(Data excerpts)
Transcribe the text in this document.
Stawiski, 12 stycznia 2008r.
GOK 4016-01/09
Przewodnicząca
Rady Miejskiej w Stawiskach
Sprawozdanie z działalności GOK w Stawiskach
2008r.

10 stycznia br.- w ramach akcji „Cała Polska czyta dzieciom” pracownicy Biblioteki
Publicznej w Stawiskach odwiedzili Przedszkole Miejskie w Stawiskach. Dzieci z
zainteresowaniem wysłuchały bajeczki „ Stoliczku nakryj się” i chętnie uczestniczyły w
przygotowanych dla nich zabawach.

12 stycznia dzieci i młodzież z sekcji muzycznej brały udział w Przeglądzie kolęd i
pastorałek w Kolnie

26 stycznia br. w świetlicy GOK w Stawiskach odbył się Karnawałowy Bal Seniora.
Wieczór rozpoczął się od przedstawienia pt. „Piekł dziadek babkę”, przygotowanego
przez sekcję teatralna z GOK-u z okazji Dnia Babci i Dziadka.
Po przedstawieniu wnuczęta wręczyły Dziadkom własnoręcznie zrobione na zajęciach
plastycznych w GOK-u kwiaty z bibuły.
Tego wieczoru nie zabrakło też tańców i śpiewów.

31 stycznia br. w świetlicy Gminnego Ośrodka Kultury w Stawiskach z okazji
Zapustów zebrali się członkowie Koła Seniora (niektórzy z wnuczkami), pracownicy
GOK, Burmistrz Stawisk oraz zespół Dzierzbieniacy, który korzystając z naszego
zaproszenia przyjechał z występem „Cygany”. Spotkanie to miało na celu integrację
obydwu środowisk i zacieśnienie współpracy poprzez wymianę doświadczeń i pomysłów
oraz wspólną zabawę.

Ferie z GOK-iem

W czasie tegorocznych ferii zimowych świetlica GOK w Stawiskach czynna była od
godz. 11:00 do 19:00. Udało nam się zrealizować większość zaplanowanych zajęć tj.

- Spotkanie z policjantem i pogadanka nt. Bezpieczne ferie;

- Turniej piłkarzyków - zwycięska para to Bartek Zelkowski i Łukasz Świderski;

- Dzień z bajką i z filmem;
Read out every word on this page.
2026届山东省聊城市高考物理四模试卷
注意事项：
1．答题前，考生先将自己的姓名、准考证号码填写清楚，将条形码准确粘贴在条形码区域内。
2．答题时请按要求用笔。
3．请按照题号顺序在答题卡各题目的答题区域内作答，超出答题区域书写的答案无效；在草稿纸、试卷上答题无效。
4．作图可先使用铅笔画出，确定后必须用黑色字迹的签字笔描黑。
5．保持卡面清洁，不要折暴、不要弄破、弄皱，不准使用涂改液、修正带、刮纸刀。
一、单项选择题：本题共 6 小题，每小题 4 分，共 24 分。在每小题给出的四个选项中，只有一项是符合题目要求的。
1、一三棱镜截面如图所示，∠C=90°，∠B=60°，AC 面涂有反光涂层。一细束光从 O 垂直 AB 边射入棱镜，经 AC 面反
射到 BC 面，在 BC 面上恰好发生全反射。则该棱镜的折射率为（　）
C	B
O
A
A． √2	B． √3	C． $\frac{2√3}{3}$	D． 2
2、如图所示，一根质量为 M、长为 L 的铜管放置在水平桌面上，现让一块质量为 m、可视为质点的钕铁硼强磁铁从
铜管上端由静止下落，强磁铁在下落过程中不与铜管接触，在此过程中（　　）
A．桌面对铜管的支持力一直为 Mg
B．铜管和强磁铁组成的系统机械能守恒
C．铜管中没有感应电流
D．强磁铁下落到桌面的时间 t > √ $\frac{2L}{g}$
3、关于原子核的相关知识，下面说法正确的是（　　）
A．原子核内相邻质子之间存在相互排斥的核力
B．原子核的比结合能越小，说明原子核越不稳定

PROBLEM TO WORK ON:
Identify every line above with the string "this" in it. Copy those lines.

REPLY TO THE TASK:
Transcribe the text in this document.
Read out every word on this page.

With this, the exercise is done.